**TASK STATEMENT**.
Filter the records below and copy every line containing the word "Sweden".

**THE DATA**.
★ ★ ★ ★

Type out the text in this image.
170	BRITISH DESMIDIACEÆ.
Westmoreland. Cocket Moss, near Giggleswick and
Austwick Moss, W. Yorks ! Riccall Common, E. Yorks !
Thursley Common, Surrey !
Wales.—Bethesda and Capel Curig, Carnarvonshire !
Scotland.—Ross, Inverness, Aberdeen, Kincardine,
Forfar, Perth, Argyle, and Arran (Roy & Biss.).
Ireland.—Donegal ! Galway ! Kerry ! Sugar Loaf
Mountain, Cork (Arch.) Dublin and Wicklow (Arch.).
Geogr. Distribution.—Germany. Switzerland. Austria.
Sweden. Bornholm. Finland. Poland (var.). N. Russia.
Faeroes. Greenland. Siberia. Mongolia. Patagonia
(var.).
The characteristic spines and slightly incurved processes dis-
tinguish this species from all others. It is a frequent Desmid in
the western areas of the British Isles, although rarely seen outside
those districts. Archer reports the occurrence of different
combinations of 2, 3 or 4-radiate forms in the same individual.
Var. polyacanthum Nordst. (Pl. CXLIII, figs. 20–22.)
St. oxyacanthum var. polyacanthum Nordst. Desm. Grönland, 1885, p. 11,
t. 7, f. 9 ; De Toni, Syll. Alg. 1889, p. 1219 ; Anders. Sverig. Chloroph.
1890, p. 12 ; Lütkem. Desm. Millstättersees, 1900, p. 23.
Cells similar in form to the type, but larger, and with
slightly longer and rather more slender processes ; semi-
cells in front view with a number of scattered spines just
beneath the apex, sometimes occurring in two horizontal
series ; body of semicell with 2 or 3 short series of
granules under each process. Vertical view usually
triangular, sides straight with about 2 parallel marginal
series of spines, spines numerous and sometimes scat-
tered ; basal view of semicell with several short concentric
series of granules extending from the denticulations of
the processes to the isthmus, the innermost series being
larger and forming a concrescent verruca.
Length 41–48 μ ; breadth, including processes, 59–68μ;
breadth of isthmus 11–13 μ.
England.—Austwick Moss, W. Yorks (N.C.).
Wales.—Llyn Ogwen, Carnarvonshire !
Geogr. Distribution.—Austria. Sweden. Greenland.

★ ★ ★ ★

**THE COMPLETED TASK**.
Sweden. Bornholm. Finland. Poland (var.). N. Russia.
Geogr. Distribution.—Austria. Sweden. Greenland.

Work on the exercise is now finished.